_Given instruction_
Pick every line from the data that holds the word "right".

◇ ◇ ◇ ◇ ◇

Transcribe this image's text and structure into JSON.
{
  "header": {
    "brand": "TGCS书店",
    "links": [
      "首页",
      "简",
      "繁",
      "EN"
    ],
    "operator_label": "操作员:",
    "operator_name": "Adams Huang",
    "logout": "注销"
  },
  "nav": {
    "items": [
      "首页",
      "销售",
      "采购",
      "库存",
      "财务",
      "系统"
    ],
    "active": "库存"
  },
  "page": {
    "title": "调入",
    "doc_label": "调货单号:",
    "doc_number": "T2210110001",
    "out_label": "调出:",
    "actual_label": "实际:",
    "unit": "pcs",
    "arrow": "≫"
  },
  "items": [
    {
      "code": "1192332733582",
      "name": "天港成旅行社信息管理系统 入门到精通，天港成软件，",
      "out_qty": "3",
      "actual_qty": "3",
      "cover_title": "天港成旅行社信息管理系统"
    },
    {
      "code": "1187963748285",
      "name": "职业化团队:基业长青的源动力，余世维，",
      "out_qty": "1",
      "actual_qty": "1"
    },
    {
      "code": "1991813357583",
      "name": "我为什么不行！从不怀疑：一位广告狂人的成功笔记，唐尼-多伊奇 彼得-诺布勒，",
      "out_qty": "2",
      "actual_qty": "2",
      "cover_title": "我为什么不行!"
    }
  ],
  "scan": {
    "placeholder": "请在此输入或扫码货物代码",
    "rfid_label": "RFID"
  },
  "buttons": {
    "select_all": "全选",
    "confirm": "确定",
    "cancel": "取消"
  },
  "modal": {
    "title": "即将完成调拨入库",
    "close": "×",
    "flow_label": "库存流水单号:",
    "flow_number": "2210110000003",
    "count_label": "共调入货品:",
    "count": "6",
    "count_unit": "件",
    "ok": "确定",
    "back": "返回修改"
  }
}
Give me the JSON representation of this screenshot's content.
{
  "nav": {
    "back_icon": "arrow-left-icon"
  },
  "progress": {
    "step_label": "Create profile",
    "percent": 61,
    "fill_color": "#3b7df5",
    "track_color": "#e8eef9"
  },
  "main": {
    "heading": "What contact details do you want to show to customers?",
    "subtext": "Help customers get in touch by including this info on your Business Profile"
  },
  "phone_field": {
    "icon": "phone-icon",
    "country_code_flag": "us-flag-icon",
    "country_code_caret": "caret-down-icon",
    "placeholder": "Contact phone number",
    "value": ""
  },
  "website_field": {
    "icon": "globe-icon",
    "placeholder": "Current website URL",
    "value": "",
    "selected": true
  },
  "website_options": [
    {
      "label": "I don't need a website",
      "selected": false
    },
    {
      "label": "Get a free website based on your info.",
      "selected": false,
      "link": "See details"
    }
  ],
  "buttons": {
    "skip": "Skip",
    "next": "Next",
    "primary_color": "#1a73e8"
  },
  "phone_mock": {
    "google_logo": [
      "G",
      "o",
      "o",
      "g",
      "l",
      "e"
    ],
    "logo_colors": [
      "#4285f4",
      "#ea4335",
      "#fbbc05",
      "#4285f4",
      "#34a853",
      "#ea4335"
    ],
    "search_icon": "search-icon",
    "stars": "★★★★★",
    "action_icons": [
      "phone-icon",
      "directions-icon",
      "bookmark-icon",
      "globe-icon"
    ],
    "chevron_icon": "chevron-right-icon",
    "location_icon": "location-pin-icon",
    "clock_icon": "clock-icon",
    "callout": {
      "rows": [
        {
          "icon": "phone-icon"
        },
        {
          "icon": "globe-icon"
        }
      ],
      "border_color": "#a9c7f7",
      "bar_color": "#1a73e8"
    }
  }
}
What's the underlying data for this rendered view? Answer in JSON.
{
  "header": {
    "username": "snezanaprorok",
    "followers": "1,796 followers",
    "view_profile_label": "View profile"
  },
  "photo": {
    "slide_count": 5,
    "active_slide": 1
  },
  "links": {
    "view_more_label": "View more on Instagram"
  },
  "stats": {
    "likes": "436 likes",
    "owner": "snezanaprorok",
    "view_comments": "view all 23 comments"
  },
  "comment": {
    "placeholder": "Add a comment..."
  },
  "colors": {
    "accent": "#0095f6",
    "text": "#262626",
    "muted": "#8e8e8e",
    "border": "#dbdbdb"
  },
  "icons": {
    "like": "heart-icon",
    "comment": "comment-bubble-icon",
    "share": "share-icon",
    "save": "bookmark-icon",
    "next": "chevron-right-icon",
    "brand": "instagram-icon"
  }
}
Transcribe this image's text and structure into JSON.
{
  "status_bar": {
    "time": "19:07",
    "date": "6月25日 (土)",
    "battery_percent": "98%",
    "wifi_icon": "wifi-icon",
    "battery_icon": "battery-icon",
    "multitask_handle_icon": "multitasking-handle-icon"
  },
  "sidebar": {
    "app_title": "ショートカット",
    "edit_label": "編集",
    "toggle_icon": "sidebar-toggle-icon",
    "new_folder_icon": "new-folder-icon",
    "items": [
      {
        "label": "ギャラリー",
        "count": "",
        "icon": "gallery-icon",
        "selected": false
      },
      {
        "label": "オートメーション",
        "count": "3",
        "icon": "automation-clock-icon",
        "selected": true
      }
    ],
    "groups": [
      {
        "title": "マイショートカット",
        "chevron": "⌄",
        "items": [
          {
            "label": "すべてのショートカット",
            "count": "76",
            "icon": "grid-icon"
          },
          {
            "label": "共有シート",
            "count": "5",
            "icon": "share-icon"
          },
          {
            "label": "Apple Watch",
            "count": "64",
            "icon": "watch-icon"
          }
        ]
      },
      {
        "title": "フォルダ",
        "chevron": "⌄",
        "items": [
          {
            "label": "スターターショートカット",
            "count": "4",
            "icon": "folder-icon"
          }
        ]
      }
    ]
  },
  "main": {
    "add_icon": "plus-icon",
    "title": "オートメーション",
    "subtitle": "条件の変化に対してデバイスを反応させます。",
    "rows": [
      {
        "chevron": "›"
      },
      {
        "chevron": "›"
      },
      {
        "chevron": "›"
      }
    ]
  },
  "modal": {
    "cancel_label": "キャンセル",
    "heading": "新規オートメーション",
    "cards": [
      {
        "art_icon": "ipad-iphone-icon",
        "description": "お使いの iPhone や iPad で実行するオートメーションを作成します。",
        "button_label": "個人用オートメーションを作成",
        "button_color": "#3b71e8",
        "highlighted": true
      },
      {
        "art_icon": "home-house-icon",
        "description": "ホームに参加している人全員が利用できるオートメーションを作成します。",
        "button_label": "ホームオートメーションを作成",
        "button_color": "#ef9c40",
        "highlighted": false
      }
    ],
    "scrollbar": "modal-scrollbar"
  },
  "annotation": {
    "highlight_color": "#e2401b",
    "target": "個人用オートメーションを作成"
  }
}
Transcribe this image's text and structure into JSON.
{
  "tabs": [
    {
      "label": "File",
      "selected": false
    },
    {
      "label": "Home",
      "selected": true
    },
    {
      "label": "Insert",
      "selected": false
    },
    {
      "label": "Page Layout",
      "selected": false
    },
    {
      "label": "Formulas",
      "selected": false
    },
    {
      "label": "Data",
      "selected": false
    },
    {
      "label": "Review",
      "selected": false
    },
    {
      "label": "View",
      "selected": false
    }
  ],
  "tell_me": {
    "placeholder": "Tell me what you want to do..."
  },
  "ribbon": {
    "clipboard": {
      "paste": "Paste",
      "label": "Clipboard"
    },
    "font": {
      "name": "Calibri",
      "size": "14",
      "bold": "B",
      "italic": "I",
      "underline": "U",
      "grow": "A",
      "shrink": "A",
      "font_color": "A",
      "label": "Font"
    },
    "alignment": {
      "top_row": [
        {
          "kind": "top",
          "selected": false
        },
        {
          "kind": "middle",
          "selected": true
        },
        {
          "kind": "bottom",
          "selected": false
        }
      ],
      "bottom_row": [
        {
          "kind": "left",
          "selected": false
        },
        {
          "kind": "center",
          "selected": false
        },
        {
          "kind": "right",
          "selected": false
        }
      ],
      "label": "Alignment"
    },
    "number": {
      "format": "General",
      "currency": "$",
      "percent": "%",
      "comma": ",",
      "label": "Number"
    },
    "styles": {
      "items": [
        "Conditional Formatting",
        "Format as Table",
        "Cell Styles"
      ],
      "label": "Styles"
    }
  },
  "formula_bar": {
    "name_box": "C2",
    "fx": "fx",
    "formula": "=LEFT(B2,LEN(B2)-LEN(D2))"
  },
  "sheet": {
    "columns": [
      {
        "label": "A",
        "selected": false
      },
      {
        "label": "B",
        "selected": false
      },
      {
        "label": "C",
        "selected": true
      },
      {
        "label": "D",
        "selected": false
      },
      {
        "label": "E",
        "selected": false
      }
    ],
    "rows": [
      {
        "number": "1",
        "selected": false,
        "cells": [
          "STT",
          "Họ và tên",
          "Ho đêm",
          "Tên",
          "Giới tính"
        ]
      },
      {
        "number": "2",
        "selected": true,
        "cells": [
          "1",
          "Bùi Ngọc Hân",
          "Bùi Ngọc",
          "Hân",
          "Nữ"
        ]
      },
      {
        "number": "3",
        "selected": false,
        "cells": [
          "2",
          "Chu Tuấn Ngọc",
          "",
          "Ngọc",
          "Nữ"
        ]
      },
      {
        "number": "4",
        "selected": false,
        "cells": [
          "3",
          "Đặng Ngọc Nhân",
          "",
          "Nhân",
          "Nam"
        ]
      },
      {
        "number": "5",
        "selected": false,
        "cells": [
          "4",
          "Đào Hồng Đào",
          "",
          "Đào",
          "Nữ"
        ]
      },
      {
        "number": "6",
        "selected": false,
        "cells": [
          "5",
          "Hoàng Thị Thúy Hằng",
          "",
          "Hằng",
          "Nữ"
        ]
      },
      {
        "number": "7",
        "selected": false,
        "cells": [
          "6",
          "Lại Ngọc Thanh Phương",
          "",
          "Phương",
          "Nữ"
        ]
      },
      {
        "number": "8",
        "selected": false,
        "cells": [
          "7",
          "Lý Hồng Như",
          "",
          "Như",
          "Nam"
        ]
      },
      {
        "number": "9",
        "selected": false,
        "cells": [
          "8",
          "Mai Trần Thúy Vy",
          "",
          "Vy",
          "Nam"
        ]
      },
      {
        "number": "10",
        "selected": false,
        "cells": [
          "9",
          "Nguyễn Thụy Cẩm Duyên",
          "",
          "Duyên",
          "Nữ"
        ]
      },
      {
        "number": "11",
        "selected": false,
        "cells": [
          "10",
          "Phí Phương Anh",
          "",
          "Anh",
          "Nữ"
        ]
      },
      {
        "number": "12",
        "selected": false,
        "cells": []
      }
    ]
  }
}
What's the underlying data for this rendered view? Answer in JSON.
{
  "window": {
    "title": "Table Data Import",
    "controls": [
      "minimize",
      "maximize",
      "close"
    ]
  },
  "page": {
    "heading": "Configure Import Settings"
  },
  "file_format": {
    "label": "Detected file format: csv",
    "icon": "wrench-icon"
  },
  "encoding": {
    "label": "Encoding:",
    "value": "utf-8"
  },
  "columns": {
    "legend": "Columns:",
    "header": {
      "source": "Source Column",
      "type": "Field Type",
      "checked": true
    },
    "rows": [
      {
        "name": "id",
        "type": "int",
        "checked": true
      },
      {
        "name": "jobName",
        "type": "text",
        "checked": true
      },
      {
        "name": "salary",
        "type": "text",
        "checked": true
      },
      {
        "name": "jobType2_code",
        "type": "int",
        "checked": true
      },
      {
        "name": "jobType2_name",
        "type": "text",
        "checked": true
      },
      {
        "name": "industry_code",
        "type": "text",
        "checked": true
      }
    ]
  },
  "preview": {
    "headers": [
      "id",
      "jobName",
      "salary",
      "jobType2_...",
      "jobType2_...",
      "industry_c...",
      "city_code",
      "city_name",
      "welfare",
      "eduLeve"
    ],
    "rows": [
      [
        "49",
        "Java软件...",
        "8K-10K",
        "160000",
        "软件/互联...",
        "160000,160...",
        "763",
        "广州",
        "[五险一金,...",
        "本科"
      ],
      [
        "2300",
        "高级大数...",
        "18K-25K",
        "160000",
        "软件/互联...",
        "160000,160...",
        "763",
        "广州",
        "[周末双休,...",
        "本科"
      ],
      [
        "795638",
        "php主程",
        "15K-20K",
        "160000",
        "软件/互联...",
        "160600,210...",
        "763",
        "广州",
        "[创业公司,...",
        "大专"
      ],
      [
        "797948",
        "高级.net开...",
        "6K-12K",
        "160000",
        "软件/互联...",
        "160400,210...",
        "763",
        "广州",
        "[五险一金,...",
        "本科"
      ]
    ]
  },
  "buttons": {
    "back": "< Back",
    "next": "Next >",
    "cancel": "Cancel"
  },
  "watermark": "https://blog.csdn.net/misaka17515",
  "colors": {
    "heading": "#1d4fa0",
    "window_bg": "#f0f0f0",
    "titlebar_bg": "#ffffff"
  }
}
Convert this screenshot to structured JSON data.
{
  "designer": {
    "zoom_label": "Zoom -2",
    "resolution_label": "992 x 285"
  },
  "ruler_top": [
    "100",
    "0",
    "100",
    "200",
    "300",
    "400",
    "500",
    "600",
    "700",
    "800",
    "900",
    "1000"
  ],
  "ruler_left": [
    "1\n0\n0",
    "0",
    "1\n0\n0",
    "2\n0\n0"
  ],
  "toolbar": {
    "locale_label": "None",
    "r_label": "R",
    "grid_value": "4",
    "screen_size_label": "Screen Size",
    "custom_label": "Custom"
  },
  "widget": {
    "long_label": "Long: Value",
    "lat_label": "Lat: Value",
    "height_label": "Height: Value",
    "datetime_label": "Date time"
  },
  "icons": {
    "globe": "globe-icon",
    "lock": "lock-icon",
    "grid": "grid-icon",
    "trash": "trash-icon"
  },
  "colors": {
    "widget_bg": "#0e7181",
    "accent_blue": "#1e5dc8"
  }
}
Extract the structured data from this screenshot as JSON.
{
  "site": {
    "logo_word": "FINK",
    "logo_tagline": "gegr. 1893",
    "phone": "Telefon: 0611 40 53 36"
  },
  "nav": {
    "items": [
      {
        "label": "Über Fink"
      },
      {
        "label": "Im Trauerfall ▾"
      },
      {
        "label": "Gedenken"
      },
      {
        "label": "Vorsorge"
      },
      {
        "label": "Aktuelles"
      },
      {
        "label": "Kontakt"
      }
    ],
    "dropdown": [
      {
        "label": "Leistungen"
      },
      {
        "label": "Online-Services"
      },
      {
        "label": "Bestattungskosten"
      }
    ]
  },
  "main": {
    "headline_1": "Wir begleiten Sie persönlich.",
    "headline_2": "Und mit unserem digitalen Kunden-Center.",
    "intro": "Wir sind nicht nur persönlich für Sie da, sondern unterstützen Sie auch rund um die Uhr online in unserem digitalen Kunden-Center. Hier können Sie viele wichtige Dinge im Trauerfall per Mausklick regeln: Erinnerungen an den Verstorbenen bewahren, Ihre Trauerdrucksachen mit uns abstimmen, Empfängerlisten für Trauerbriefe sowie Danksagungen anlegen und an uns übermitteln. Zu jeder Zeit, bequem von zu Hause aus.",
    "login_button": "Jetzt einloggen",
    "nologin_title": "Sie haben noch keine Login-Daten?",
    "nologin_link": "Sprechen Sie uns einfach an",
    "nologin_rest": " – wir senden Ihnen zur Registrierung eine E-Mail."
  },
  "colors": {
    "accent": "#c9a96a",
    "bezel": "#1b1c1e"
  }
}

◇ ◇ ◇ ◇ ◇

_Result_
    "chevron_icon": "chevron-right-icon",
    "next": "chevron-right-icon",
          "kind": "right",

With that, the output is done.